- [Exercise description]: Reproduce the entries below in full, word for word.

**** Stored records

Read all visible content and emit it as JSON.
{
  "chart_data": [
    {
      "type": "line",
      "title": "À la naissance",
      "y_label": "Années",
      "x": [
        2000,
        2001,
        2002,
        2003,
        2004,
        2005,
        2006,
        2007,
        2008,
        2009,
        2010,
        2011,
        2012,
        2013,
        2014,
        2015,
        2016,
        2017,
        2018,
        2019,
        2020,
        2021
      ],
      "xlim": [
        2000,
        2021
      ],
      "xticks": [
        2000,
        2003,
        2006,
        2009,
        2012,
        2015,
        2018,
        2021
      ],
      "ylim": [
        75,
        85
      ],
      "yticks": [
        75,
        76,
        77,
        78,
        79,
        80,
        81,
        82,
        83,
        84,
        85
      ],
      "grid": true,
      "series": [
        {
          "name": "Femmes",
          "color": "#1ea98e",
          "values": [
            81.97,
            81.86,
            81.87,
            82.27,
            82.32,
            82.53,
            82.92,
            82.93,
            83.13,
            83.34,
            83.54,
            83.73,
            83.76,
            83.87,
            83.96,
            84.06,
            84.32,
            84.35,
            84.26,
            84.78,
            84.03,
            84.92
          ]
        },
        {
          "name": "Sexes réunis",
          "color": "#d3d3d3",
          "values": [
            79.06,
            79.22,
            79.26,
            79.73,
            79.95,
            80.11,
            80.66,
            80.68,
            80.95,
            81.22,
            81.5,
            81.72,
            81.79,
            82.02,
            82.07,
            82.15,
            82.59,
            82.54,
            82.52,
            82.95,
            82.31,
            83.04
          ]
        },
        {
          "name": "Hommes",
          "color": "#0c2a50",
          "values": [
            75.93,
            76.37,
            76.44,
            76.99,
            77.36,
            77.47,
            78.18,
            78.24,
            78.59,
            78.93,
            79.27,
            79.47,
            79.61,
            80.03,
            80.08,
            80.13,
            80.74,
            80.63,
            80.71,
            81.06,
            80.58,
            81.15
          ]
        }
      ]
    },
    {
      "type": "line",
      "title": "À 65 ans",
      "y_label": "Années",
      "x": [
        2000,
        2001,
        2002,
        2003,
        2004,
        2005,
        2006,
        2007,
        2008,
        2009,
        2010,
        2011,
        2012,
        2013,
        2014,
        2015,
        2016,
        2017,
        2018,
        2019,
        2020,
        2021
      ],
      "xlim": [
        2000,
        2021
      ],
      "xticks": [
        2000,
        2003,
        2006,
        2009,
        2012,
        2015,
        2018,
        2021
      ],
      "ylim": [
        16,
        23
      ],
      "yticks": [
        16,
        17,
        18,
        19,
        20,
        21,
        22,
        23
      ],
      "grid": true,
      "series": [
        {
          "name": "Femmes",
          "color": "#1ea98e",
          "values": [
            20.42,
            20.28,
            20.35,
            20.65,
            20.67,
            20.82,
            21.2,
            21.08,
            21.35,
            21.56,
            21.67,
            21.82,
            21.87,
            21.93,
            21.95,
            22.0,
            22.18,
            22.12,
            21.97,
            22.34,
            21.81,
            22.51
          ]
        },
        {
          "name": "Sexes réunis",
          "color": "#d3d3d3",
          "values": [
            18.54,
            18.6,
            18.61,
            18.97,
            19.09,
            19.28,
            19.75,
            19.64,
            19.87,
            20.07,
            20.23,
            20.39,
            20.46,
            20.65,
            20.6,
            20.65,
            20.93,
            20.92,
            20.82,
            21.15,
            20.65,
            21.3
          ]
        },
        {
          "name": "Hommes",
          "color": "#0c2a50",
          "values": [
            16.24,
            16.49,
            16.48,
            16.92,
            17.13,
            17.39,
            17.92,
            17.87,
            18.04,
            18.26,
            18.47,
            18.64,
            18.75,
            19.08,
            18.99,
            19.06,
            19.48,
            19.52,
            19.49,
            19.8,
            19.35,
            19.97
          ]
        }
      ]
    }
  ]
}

********

- [Response to the exercise]:
Read all visible content and emit it as JSON.
{
  "chart_data": [
    {
      "type": "line",
      "title": "À la naissance",
      "y_label": "Années",
      "x": [
        2000,
        2001,
        2002,
        2003,
        2004,
        2005,
        2006,
        2007,
        2008,
        2009,
        2010,
        2011,
        2012,
        2013,
        2014,
        2015,
        2016,
        2017,
        2018,
        2019,
        2020,
        2021
      ],
      "xlim": [
        2000,
        2021
      ],
      "xticks": [
        2000,
        2003,
        2006,
        2009,
        2012,
        2015,
        2018,
        2021
      ],
      "ylim": [
        75,
        85
      ],
      "yticks": [
        75,
        76,
        77,
        78,
        79,
        80,
        81,
        82,
        83,
        84,
        85
      ],
      "grid": true,
      "series": [
        {
          "name": "Femmes",
          "color": "#1ea98e",
          "values": [
            81.97,
            81.86,
            81.87,
            82.27,
            82.32,
            82.53,
            82.92,
            82.93,
            83.13,
            83.34,
            83.54,
            83.73,
            83.76,
            83.87,
            83.96,
            84.06,
            84.32,
            84.35,
            84.26,
            84.78,
            84.03,
            84.92
          ]
        },
        {
          "name": "Sexes réunis",
          "color": "#d3d3d3",
          "values": [
            79.06,
            79.22,
            79.26,
            79.73,
            79.95,
            80.11,
            80.66,
            80.68,
            80.95,
            81.22,
            81.5,
            81.72,
            81.79,
            82.02,
            82.07,
            82.15,
            82.59,
            82.54,
            82.52,
            82.95,
            82.31,
            83.04
          ]
        },
        {
          "name": "Hommes",
          "color": "#0c2a50",
          "values": [
            75.93,
            76.37,
            76.44,
            76.99,
            77.36,
            77.47,
            78.18,
            78.24,
            78.59,
            78.93,
            79.27,
            79.47,
            79.61,
            80.03,
            80.08,
            80.13,
            80.74,
            80.63,
            80.71,
            81.06,
            80.58,
            81.15
          ]
        }
      ]
    },
    {
      "type": "line",
      "title": "À 65 ans",
      "y_label": "Années",
      "x": [
        2000,
        2001,
        2002,
        2003,
        2004,
        2005,
        2006,
        2007,
        2008,
        2009,
        2010,
        2011,
        2012,
        2013,
        2014,
        2015,
        2016,
        2017,
        2018,
        2019,
        2020,
        2021
      ],
      "xlim": [
        2000,
        2021
      ],
      "xticks": [
        2000,
        2003,
        2006,
        2009,
        2012,
        2015,
        2018,
        2021
      ],
      "ylim": [
        16,
        23
      ],
      "yticks": [
        16,
        17,
        18,
        19,
        20,
        21,
        22,
        23
      ],
      "grid": true,
      "series": [
        {
          "name": "Femmes",
          "color": "#1ea98e",
          "values": [
            20.42,
            20.28,
            20.35,
            20.65,
            20.67,
            20.82,
            21.2,
            21.08,
            21.35,
            21.56,
            21.67,
            21.82,
            21.87,
            21.93,
            21.95,
            22.0,
            22.18,
            22.12,
            21.97,
            22.34,
            21.81,
            22.51
          ]
        },
        {
          "name": "Sexes réunis",
          "color": "#d3d3d3",
          "values": [
            18.54,
            18.6,
            18.61,
            18.97,
            19.09,
            19.28,
            19.75,
            19.64,
            19.87,
            20.07,
            20.23,
            20.39,
            20.46,
            20.65,
            20.6,
            20.65,
            20.93,
            20.92,
            20.82,
            21.15,
            20.65,
            21.3
          ]
        },
        {
          "name": "Hommes",
          "color": "#0c2a50",
          "values": [
            16.24,
            16.49,
            16.48,
            16.92,
            17.13,
            17.39,
            17.92,
            17.87,
            18.04,
            18.26,
            18.47,
            18.64,
            18.75,
            19.08,
            18.99,
            19.06,
            19.48,
            19.52,
            19.49,
            19.8,
            19.35,
            19.97
          ]
        }
      ]
    }
  ]
}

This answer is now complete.